• _Exercise details_
Extract every line of the material that holds the string "تفعيل".

*-*-*

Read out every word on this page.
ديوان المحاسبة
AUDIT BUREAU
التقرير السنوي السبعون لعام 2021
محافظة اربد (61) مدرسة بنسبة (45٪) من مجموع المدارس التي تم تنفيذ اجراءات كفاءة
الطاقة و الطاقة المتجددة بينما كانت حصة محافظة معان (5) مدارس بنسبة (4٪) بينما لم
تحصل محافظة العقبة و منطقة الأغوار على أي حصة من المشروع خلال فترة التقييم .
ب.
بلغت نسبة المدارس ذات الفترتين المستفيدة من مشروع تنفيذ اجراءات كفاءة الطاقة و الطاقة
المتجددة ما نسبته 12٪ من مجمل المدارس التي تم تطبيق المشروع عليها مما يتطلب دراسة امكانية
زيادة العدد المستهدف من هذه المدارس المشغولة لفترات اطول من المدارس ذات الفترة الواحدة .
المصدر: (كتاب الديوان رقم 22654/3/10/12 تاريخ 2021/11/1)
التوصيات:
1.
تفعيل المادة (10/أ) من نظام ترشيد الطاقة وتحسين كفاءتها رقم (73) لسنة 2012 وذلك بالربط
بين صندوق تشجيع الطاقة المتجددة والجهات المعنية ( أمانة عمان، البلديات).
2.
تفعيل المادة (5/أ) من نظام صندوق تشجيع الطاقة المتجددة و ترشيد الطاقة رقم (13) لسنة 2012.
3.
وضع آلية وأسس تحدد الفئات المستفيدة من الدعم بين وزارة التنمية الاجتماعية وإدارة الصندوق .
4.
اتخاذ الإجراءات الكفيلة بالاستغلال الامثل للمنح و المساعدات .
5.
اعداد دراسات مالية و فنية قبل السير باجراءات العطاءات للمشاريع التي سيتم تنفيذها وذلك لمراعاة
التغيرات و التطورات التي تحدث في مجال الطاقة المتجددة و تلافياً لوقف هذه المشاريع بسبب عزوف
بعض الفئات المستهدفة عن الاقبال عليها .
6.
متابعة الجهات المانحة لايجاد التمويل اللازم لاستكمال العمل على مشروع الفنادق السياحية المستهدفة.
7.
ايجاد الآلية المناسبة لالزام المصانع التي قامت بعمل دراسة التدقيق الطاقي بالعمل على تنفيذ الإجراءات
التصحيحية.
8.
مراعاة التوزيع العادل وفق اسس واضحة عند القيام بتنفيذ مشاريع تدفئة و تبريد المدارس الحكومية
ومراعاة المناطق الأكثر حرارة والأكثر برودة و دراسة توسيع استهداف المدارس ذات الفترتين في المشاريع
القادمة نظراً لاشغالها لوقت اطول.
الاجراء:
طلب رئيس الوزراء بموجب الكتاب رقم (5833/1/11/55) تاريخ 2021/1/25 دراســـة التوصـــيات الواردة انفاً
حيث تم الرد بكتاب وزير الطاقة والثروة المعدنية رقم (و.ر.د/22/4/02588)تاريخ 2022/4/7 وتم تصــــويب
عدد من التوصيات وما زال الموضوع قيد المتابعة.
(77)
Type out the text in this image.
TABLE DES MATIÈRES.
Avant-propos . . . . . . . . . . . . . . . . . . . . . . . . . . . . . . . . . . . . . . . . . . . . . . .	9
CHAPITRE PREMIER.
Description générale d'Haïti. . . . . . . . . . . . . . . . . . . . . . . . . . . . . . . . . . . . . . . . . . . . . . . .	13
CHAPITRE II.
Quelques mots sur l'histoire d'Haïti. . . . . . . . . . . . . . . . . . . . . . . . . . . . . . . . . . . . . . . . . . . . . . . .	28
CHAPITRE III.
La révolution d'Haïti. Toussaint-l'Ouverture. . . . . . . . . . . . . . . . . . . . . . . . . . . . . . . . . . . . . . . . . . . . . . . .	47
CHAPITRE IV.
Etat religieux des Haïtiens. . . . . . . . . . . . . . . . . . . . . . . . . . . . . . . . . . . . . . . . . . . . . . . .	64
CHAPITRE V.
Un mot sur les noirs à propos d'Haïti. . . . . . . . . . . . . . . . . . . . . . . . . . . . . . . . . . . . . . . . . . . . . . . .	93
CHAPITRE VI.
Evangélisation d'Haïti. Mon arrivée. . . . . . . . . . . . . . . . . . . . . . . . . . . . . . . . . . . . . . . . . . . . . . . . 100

*-*-*

• _Solution to this exercise_
تفعيل المادة (10/أ) من نظام ترشيد الطاقة وتحسين كفاءتها رقم (73) لسنة 2012 وذلك بالربط
تفعيل المادة (5/أ) من نظام صندوق تشجيع الطاقة المتجددة و ترشيد الطاقة رقم (13) لسنة 2012.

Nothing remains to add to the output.